**Excerpt from a dataset**.

+---+

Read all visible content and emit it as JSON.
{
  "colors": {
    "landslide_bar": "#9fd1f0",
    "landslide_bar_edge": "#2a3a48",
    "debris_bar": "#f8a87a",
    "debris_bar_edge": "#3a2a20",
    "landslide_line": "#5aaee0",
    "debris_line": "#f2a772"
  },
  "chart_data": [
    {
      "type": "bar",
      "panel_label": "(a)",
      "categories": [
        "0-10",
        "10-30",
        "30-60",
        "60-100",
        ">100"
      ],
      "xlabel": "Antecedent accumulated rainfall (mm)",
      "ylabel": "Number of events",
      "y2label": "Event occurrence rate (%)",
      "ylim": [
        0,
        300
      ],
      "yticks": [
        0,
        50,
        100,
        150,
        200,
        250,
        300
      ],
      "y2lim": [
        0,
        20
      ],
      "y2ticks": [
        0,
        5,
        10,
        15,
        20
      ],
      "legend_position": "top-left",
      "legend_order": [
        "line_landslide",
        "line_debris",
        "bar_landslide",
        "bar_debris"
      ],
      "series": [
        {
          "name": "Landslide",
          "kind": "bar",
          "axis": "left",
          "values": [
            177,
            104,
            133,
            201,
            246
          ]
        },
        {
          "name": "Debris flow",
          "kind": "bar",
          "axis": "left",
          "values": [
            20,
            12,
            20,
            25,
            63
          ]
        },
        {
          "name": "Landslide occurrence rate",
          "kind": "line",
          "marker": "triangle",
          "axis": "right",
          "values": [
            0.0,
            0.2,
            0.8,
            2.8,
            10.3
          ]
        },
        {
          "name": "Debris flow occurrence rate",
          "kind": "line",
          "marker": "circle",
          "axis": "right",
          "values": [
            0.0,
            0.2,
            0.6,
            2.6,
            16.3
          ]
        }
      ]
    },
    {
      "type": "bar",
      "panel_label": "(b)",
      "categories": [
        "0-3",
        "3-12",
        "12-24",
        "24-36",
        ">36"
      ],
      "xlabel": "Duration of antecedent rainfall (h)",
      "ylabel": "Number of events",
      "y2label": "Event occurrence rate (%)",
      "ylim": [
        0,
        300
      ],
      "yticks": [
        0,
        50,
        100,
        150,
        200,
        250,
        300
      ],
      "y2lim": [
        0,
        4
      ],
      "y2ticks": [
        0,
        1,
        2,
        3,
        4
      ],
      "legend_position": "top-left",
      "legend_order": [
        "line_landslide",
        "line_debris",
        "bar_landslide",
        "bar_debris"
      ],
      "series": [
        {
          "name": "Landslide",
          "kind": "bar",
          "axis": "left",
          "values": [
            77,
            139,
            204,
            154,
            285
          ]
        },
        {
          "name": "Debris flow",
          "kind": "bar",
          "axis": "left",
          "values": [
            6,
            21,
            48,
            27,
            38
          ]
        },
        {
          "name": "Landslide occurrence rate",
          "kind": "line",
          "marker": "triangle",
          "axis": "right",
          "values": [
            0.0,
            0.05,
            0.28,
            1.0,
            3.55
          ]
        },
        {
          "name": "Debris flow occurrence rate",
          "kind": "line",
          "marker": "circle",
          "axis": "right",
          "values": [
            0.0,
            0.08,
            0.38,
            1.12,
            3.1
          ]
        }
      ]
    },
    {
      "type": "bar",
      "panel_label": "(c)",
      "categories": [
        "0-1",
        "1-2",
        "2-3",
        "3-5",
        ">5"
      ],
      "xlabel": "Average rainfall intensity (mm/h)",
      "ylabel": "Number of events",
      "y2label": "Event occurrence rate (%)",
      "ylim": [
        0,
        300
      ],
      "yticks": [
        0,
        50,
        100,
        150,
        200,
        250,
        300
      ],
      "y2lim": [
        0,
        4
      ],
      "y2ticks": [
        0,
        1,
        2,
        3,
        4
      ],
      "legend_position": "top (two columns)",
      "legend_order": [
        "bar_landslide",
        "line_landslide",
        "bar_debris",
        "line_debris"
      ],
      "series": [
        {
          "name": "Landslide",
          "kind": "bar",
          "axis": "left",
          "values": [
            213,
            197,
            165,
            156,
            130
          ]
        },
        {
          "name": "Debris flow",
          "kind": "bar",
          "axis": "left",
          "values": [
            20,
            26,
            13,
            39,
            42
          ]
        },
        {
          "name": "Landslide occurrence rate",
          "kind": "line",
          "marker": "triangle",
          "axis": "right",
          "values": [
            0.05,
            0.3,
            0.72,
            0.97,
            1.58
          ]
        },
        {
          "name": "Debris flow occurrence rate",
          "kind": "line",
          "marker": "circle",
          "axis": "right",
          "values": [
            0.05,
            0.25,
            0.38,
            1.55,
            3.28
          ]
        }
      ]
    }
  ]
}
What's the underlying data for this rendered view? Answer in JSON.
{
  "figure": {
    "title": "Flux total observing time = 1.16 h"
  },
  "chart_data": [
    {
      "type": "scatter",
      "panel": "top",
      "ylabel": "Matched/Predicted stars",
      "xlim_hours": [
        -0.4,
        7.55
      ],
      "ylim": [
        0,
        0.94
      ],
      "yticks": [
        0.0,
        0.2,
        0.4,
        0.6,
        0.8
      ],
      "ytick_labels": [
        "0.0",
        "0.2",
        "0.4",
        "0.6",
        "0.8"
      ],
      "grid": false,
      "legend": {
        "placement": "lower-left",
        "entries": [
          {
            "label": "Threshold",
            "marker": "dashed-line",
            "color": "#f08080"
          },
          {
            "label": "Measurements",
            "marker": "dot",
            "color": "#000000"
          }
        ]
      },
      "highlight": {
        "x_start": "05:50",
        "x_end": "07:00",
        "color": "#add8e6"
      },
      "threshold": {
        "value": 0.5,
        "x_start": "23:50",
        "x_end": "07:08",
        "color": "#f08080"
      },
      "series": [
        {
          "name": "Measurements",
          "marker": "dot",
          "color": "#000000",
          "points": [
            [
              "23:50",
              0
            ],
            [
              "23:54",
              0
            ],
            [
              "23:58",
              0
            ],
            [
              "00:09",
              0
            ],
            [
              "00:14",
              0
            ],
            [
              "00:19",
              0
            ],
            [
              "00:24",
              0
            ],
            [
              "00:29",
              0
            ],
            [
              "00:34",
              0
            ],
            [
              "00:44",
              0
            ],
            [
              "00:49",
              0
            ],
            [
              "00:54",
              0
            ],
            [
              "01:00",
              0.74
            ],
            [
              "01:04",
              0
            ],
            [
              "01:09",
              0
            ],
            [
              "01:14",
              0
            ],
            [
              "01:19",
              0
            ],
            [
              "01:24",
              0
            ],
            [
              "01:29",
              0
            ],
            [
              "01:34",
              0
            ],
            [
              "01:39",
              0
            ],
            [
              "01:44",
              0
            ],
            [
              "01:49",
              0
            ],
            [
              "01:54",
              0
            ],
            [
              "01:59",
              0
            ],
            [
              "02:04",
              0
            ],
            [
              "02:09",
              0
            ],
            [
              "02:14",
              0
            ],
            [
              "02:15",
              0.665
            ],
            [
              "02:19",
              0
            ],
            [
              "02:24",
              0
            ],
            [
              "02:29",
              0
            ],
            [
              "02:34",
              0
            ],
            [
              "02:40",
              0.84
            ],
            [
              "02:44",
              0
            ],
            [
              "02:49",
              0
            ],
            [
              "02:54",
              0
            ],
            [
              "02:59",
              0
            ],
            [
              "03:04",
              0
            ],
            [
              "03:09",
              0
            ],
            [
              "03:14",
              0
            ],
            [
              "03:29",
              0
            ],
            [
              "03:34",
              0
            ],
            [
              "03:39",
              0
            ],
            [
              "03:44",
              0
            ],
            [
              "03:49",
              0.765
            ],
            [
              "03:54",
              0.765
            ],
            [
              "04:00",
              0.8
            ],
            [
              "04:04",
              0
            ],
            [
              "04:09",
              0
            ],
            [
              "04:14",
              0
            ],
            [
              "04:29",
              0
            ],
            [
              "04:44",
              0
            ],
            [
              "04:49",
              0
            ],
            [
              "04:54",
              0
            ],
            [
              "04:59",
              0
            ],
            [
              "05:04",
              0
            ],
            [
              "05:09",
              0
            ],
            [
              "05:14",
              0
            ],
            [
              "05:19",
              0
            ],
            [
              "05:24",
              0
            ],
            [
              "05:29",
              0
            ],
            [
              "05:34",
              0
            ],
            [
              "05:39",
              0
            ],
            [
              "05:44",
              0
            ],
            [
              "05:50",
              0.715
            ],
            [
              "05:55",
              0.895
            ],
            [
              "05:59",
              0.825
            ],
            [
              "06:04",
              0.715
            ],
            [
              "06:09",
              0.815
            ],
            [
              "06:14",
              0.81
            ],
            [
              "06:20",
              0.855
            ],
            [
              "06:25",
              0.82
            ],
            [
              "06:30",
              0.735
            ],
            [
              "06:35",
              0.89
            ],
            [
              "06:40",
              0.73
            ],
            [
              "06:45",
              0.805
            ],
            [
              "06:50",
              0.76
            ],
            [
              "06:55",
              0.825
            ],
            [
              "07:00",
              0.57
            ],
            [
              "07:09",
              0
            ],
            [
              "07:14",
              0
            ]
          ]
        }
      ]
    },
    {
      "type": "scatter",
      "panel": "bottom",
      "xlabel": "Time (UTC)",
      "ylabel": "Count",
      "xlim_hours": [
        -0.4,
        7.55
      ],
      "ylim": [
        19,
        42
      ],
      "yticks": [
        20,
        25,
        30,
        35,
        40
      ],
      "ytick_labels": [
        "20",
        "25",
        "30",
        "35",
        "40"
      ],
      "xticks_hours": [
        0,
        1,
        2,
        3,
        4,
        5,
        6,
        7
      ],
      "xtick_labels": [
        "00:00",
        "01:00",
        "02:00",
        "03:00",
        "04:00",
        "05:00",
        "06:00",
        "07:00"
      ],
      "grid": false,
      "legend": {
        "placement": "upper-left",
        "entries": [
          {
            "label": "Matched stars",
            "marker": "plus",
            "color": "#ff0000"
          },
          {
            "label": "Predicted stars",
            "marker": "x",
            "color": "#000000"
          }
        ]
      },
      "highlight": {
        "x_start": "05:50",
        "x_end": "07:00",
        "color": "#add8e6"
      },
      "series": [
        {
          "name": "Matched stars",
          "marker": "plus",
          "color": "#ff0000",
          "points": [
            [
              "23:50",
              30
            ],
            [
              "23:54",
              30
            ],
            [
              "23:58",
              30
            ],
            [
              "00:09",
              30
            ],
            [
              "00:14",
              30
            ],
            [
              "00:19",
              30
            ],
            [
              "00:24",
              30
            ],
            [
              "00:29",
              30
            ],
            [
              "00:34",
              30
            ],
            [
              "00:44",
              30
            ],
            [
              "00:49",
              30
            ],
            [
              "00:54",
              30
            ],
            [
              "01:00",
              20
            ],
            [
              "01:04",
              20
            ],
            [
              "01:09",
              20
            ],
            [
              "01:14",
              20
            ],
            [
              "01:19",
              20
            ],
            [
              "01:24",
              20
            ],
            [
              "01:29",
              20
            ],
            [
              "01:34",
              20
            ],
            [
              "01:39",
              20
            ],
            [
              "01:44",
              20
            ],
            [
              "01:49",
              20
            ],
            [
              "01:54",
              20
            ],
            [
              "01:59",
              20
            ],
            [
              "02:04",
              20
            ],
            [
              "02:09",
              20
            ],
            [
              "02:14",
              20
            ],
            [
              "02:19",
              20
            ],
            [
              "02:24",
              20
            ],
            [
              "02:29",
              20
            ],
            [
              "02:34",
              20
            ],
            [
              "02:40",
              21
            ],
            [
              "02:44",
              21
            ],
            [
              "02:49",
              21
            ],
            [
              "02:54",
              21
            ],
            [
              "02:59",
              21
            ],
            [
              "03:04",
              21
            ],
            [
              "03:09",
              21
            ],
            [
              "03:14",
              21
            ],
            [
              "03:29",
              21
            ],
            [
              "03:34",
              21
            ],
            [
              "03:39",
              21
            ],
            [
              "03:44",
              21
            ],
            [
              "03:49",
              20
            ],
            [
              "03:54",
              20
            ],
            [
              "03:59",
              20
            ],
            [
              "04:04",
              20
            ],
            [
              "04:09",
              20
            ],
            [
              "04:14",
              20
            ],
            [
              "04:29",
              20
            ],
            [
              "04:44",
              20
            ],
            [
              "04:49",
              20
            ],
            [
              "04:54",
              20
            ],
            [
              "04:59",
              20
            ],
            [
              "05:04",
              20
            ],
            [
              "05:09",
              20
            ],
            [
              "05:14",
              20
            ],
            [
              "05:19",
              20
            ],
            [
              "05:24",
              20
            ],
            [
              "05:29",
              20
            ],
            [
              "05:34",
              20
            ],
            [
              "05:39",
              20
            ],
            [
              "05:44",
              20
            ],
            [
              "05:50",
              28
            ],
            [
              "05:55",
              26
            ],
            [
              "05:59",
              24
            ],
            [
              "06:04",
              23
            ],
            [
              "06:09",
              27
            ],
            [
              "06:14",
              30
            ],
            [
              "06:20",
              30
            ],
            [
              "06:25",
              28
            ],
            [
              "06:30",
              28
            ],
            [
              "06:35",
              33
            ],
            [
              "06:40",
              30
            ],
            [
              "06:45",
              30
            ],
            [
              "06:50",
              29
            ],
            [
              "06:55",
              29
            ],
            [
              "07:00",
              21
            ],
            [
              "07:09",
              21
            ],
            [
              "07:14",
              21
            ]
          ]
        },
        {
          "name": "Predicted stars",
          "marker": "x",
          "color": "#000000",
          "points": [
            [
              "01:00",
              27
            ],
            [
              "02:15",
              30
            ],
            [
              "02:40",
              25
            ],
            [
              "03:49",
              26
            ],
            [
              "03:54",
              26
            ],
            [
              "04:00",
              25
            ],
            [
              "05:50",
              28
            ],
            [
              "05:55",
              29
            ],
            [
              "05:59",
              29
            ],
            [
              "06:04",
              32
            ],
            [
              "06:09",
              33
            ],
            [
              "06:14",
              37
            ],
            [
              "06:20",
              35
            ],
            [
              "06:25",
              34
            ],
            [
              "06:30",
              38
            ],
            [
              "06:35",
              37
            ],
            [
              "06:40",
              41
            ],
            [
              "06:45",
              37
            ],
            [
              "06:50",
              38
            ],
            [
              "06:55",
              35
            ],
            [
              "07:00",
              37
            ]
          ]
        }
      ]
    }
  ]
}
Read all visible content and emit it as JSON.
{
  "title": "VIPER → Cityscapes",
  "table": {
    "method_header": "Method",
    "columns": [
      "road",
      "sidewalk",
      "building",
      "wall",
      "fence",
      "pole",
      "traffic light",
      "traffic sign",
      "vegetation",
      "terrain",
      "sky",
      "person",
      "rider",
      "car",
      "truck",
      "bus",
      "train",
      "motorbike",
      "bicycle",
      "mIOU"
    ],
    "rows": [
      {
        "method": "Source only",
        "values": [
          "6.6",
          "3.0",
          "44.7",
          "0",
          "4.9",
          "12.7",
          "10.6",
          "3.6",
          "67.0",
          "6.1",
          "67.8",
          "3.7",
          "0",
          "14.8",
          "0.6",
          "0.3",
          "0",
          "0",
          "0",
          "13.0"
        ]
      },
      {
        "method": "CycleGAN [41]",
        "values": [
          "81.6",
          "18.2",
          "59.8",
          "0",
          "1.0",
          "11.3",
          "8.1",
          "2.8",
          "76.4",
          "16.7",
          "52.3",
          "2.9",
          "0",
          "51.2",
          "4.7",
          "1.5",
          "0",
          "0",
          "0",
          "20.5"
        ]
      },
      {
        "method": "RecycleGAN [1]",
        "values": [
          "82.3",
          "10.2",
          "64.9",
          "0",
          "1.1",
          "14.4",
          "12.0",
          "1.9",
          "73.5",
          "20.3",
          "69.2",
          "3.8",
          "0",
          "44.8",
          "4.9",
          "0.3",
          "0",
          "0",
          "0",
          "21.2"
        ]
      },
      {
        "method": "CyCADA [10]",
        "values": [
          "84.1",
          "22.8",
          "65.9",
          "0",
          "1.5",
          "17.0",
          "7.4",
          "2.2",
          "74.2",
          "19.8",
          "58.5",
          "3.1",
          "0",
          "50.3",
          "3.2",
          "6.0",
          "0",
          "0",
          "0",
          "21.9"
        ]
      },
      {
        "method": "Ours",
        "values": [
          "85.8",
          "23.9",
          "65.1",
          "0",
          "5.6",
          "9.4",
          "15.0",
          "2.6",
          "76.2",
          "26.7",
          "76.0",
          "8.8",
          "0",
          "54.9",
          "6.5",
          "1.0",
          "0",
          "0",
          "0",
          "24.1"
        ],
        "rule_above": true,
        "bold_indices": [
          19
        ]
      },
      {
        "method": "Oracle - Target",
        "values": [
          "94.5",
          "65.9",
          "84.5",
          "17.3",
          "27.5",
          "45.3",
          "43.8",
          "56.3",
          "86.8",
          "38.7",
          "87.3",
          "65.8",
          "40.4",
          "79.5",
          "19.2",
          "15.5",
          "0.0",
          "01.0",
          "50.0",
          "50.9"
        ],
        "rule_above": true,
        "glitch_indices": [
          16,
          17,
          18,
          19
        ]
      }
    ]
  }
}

+---+

**What is being asked**. Within the data above, pick out all lines holding the word "placement".

**Final result**.
        "placement": "lower-left",
        "placement": "upper-left",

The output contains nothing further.